Entries from a dataset
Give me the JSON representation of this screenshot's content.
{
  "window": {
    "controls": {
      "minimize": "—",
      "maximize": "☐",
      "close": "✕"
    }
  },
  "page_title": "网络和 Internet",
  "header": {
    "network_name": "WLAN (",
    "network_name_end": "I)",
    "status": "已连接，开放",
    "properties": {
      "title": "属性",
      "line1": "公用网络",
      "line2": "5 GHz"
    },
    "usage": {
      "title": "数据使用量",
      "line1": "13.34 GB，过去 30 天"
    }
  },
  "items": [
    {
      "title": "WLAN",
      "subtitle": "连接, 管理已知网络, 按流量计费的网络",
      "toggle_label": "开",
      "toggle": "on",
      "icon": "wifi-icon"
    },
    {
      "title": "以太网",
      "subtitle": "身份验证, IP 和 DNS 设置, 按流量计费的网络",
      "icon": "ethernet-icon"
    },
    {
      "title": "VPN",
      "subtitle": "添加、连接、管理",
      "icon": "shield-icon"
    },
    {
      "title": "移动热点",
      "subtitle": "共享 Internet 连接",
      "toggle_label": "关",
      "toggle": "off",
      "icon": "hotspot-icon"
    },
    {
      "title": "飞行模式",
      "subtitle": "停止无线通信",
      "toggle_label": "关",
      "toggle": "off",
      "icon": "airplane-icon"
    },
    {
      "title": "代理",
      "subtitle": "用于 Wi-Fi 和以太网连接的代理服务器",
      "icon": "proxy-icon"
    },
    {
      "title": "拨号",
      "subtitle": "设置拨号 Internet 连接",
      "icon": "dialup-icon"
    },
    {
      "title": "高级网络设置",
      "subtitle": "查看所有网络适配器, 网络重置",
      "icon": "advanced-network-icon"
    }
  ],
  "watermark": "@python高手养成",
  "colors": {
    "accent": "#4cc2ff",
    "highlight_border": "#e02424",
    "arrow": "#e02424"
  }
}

_What this task involves_
Would you copy out each line exactly as written?

_Right answer_
Give me the JSON representation of this screenshot's content.
{
  "window": {
    "controls": {
      "minimize": "—",
      "maximize": "☐",
      "close": "✕"
    }
  },
  "page_title": "网络和 Internet",
  "header": {
    "network_name": "WLAN (",
    "network_name_end": "I)",
    "status": "已连接，开放",
    "properties": {
      "title": "属性",
      "line1": "公用网络",
      "line2": "5 GHz"
    },
    "usage": {
      "title": "数据使用量",
      "line1": "13.34 GB，过去 30 天"
    }
  },
  "items": [
    {
      "title": "WLAN",
      "subtitle": "连接, 管理已知网络, 按流量计费的网络",
      "toggle_label": "开",
      "toggle": "on",
      "icon": "wifi-icon"
    },
    {
      "title": "以太网",
      "subtitle": "身份验证, IP 和 DNS 设置, 按流量计费的网络",
      "icon": "ethernet-icon"
    },
    {
      "title": "VPN",
      "subtitle": "添加、连接、管理",
      "icon": "shield-icon"
    },
    {
      "title": "移动热点",
      "subtitle": "共享 Internet 连接",
      "toggle_label": "关",
      "toggle": "off",
      "icon": "hotspot-icon"
    },
    {
      "title": "飞行模式",
      "subtitle": "停止无线通信",
      "toggle_label": "关",
      "toggle": "off",
      "icon": "airplane-icon"
    },
    {
      "title": "代理",
      "subtitle": "用于 Wi-Fi 和以太网连接的代理服务器",
      "icon": "proxy-icon"
    },
    {
      "title": "拨号",
      "subtitle": "设置拨号 Internet 连接",
      "icon": "dialup-icon"
    },
    {
      "title": "高级网络设置",
      "subtitle": "查看所有网络适配器, 网络重置",
      "icon": "advanced-network-icon"
    }
  ],
  "watermark": "@python高手养成",
  "colors": {
    "accent": "#4cc2ff",
    "highlight_border": "#e02424",
    "arrow": "#e02424"
  }
}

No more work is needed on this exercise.